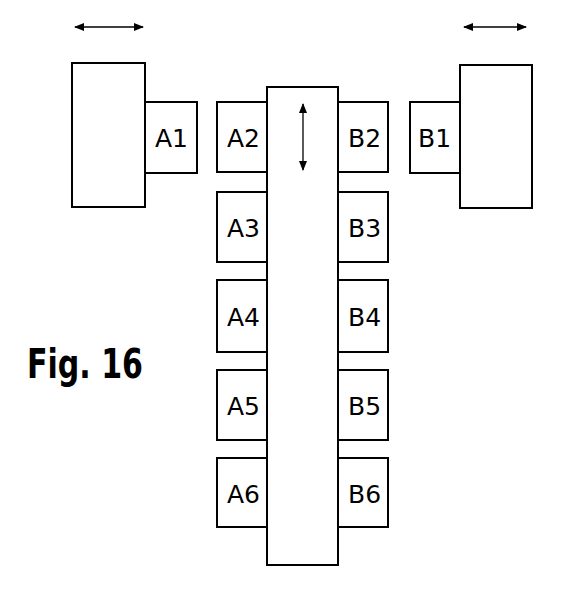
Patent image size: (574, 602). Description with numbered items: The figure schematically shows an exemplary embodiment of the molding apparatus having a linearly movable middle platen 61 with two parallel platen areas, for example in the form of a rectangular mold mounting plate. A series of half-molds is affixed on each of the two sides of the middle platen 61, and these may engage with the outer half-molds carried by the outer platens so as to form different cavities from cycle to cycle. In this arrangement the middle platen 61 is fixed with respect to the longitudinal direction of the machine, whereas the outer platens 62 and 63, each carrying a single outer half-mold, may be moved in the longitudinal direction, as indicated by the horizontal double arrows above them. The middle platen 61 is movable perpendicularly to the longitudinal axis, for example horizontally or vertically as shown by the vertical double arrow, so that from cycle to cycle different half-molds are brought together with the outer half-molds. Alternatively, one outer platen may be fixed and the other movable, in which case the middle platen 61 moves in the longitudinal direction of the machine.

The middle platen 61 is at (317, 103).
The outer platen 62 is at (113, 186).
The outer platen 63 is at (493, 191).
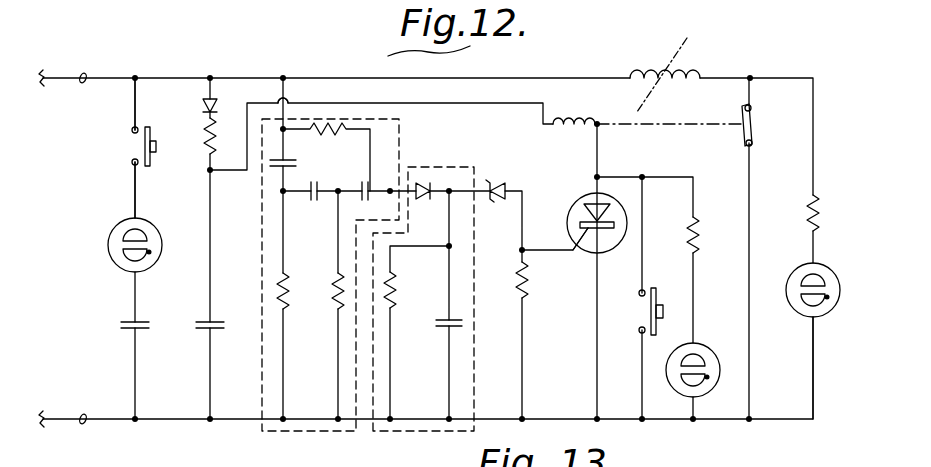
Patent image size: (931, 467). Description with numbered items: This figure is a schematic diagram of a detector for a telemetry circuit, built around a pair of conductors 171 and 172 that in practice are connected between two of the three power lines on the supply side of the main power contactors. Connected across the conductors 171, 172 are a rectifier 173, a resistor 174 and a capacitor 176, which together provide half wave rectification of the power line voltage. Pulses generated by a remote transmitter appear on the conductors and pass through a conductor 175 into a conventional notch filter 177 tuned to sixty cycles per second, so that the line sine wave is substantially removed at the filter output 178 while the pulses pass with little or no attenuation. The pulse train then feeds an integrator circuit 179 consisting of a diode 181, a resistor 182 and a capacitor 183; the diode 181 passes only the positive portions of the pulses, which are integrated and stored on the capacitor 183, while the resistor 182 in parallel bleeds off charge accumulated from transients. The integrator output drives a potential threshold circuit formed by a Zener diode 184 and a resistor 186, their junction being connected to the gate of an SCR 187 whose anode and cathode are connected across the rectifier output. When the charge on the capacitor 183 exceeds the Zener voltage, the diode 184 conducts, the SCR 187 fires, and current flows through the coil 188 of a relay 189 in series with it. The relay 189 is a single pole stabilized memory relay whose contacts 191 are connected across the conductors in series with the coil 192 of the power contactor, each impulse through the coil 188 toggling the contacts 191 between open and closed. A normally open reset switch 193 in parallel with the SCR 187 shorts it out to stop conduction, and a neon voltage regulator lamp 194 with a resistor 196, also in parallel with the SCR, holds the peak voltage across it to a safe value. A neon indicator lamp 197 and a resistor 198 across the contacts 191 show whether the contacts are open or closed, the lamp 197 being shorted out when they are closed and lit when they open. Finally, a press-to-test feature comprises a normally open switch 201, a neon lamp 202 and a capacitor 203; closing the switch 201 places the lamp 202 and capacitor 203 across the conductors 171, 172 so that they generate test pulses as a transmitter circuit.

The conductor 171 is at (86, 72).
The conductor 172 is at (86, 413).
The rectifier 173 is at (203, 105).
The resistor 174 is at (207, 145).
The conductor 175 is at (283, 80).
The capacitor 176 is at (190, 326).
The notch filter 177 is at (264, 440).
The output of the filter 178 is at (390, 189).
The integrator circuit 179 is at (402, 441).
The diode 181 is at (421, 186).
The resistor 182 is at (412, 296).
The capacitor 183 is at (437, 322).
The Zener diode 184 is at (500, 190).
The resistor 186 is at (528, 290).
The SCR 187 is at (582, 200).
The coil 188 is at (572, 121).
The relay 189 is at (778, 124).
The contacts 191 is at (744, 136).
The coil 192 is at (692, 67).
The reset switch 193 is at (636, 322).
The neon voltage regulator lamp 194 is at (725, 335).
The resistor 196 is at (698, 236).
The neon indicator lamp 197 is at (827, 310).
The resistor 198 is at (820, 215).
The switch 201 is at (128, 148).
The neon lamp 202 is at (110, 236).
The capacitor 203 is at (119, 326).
____________________
◆ GIVEN REQUEST ◆
Swap "Patent image size" for "Drawing size" throughout all the records above and give them again with nothing else changed, leaving the pictures out.

◆ ANSWER TO THE PROBLEM ◆
Drawing size: (574, 602). Description with numbered items: The figure schematically shows an exemplary embodiment of the molding apparatus having a linearly movable middle platen 61 with two parallel platen areas, for example in the form of a rectangular mold mounting plate. A series of half-molds is affixed on each of the two sides of the middle platen 61, and these may engage with the outer half-molds carried by the outer platens so as to form different cavities from cycle to cycle. In this arrangement the middle platen 61 is fixed with respect to the longitudinal direction of the machine, whereas the outer platens 62 and 63, each carrying a single outer half-mold, may be moved in the longitudinal direction, as indicated by the horizontal double arrows above them. The middle platen 61 is movable perpendicularly to the longitudinal axis, for example horizontally or vertically as shown by the vertical double arrow, so that from cycle to cycle different half-molds are brought together with the outer half-molds. Alternatively, one outer platen may be fixed and the other movable, in which case the middle platen 61 moves in the longitudinal direction of the machine.

The middle platen 61 is at (317, 103).
The outer platen 62 is at (113, 186).
The outer platen 63 is at (493, 191).
Drawing size: (931, 467). Description with numbered items: This figure is a schematic diagram of a detector for a telemetry circuit, built around a pair of conductors 171 and 172 that in practice are connected between two of the three power lines on the supply side of the main power contactors. Connected across the conductors 171, 172 are a rectifier 173, a resistor 174 and a capacitor 176, which together provide half wave rectification of the power line voltage. Pulses generated by a remote transmitter appear on the conductors and pass through a conductor 175 into a conventional notch filter 177 tuned to sixty cycles per second, so that the line sine wave is substantially removed at the filter output 178 while the pulses pass with little or no attenuation. The pulse train then feeds an integrator circuit 179 consisting of a diode 181, a resistor 182 and a capacitor 183; the diode 181 passes only the positive portions of the pulses, which are integrated and stored on the capacitor 183, while the resistor 182 in parallel bleeds off charge accumulated from transients. The integrator output drives a potential threshold circuit formed by a Zener diode 184 and a resistor 186, their junction being connected to the gate of an SCR 187 whose anode and cathode are connected across the rectifier output. When the charge on the capacitor 183 exceeds the Zener voltage, the diode 184 conducts, the SCR 187 fires, and current flows through the coil 188 of a relay 189 in series with it. The relay 189 is a single pole stabilized memory relay whose contacts 191 are connected across the conductors in series with the coil 192 of the power contactor, each impulse through the coil 188 toggling the contacts 191 between open and closed. A normally open reset switch 193 in parallel with the SCR 187 shorts it out to stop conduction, and a neon voltage regulator lamp 194 with a resistor 196, also in parallel with the SCR, holds the peak voltage across it to a safe value. A neon indicator lamp 197 and a resistor 198 across the contacts 191 show whether the contacts are open or closed, the lamp 197 being shorted out when they are closed and lit when they open. Finally, a press-to-test feature comprises a normally open switch 201, a neon lamp 202 and a capacitor 203; closing the switch 201 places the lamp 202 and capacitor 203 across the conductors 171, 172 so that they generate test pulses as a transmitter circuit.

The conductor 171 is at (86, 72).
The conductor 172 is at (86, 413).
The rectifier 173 is at (203, 105).
The resistor 174 is at (207, 145).
The conductor 175 is at (283, 80).
The capacitor 176 is at (190, 326).
The notch filter 177 is at (264, 440).
The output of the filter 178 is at (390, 189).
The integrator circuit 179 is at (402, 441).
The diode 181 is at (421, 186).
The resistor 182 is at (412, 296).
The capacitor 183 is at (437, 322).
The Zener diode 184 is at (500, 190).
The resistor 186 is at (528, 290).
The SCR 187 is at (582, 200).
The coil 188 is at (572, 121).
The relay 189 is at (778, 124).
The contacts 191 is at (744, 136).
The coil 192 is at (692, 67).
The reset switch 193 is at (636, 322).
The neon voltage regulator lamp 194 is at (725, 335).
The resistor 196 is at (698, 236).
The neon indicator lamp 197 is at (827, 310).
The resistor 198 is at (820, 215).
The switch 201 is at (128, 148).
The neon lamp 202 is at (110, 236).
The capacitor 203 is at (119, 326).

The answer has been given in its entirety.